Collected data
-=-=-

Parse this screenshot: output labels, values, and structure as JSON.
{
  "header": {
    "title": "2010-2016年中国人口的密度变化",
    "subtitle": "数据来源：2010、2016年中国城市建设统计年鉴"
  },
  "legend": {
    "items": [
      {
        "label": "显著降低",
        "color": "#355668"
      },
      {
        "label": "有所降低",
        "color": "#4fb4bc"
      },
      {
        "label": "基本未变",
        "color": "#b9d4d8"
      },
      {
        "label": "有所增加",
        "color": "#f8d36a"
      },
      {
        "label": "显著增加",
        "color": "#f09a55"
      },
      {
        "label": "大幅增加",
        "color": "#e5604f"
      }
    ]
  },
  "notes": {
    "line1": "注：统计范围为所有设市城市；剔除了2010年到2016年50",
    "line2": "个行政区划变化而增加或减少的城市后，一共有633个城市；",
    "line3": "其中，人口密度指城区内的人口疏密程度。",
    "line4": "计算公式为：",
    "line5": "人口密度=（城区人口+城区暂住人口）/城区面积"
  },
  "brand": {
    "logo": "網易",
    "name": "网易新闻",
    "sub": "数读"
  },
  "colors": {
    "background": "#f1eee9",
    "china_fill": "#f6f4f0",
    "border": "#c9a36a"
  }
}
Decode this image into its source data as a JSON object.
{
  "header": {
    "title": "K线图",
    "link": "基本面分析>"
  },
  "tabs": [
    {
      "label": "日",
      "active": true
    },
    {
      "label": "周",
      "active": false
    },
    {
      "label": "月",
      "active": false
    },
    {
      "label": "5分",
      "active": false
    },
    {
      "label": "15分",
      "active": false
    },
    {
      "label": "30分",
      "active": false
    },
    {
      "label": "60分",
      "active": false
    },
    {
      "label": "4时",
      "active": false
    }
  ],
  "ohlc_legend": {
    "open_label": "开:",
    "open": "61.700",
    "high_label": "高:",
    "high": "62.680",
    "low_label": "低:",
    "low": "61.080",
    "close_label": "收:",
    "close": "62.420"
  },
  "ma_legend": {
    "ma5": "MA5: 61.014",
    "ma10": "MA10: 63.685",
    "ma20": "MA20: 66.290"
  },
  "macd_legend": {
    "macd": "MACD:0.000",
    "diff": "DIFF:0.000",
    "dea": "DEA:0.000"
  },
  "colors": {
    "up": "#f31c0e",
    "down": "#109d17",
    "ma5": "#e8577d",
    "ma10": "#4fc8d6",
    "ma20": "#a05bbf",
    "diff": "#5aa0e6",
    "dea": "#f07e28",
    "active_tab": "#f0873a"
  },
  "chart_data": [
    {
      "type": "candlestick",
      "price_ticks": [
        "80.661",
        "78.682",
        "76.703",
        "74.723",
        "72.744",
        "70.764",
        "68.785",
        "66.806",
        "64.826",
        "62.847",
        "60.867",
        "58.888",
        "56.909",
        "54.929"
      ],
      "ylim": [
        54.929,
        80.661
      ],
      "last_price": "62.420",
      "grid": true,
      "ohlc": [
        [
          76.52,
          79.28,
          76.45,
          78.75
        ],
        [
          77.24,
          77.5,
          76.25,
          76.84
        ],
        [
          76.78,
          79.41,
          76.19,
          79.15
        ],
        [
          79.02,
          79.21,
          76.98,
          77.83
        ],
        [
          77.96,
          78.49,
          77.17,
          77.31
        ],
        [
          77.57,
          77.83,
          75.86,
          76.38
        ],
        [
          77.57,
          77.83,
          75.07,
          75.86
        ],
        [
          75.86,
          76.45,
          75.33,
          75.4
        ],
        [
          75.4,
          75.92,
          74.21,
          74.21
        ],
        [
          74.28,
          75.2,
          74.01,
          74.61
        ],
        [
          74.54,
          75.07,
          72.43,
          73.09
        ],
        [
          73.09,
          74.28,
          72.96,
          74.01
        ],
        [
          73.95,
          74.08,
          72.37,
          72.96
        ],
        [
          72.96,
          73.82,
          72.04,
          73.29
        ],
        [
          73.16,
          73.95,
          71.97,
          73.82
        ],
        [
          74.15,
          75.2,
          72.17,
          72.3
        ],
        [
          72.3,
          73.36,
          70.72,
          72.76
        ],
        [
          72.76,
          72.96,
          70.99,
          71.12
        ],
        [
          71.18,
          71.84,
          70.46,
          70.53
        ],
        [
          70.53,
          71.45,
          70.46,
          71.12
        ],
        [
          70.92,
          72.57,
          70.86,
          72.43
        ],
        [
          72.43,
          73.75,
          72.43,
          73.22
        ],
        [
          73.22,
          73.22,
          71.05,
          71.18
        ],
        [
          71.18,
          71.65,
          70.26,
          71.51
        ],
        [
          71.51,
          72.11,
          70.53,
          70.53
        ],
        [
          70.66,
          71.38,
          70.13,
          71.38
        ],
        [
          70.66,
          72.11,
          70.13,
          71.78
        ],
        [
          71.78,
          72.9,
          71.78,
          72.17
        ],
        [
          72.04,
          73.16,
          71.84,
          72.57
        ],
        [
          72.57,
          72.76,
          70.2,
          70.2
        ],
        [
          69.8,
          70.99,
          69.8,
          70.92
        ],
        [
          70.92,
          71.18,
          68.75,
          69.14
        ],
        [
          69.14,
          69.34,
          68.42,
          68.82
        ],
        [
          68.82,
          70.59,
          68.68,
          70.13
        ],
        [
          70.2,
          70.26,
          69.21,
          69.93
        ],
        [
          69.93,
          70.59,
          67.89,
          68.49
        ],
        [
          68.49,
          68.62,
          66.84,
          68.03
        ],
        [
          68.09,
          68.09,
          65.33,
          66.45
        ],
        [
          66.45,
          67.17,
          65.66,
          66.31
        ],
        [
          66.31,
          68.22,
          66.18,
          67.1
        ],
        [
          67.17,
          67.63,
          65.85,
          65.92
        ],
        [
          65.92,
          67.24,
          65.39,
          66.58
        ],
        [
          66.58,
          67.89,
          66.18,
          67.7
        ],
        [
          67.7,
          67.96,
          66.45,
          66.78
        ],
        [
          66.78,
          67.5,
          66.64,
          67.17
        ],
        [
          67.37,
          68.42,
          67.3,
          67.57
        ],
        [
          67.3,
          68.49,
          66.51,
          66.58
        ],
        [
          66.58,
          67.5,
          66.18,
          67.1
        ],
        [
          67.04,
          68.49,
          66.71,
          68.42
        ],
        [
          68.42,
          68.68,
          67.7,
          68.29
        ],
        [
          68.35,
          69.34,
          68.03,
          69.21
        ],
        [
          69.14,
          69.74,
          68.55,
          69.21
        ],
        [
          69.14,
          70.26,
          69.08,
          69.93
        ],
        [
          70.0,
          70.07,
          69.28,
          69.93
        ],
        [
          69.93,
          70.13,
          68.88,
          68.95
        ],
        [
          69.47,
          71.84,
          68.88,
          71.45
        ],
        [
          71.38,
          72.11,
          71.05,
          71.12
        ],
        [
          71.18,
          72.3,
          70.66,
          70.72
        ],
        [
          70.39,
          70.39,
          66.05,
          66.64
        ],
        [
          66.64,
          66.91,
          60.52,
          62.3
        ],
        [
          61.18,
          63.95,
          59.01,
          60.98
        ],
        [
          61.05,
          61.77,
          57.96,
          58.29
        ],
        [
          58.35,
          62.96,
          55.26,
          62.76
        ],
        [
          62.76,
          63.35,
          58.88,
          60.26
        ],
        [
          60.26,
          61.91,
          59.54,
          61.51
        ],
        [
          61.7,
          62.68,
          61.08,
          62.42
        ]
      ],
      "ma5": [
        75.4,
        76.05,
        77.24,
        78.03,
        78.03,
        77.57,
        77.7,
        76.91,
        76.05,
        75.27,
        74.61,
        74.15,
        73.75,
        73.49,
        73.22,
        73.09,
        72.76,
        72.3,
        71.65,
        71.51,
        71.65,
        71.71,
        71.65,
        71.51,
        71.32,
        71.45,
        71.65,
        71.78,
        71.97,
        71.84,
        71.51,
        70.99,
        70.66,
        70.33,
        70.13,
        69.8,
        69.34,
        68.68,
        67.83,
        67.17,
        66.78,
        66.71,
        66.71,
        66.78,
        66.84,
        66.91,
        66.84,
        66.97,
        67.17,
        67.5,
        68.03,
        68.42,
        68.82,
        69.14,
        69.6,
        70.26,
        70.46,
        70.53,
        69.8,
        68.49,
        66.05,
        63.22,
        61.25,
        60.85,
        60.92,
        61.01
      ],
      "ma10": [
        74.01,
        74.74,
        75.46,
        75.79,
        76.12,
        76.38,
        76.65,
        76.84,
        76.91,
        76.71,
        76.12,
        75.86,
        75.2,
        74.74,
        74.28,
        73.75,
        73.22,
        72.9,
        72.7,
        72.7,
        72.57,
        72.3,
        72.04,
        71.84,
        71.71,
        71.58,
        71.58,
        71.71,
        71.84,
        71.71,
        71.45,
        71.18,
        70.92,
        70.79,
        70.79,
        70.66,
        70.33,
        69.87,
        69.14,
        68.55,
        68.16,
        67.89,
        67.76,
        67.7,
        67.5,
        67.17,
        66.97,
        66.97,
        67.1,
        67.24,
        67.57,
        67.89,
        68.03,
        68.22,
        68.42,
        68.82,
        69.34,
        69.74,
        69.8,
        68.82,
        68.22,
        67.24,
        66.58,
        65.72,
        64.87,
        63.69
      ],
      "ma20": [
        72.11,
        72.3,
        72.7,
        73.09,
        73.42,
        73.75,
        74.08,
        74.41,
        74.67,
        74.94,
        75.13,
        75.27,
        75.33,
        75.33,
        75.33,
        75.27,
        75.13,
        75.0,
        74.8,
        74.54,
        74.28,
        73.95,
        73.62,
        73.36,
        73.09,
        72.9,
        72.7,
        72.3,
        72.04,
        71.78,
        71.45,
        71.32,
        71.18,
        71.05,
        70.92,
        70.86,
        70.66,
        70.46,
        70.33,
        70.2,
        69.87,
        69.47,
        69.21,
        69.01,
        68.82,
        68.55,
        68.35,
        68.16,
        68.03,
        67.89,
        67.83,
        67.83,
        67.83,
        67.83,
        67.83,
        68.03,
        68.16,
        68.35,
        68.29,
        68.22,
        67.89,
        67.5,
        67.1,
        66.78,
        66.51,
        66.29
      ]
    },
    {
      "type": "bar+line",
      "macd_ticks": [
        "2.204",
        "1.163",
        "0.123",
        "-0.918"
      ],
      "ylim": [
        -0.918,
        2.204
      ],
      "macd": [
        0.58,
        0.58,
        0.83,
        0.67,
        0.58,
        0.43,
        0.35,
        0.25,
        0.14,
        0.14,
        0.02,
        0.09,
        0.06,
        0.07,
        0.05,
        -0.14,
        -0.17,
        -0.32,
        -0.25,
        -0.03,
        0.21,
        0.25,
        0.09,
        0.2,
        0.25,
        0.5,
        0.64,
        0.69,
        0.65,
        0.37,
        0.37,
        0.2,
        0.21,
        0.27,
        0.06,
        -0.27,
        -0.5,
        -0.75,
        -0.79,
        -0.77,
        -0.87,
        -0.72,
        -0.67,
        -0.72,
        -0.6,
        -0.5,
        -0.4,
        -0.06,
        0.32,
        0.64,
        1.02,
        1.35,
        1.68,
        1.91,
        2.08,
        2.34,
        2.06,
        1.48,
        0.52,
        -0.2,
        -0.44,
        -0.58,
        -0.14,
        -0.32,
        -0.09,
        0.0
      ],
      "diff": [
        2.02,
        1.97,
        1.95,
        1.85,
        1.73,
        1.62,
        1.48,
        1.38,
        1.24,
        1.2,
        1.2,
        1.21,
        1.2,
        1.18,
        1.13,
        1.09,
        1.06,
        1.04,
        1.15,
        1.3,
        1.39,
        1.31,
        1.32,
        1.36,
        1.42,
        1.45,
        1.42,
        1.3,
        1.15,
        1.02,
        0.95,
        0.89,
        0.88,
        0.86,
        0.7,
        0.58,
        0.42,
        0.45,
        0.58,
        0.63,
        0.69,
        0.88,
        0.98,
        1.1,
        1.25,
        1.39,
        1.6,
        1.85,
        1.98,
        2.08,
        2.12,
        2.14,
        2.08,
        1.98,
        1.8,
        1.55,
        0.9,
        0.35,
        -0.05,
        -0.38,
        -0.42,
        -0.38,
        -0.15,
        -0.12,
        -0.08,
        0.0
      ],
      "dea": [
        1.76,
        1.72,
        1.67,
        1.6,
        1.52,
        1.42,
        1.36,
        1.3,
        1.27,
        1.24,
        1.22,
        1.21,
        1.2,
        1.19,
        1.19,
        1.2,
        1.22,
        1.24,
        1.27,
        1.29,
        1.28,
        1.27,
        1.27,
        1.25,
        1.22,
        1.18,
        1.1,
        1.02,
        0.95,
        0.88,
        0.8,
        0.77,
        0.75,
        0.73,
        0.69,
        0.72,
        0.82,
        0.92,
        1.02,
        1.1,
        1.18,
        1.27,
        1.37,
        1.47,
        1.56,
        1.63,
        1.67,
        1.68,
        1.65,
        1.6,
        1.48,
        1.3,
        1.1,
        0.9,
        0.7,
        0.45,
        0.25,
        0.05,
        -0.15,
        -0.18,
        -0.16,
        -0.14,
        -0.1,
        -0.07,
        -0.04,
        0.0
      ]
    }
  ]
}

-=-=-

• Aim
Write out every line of the data that holds the word "this".

• Answer
Parse this screenshot: output labels, values, and structure as JSON.
Decode this image into its source data as a JSON object.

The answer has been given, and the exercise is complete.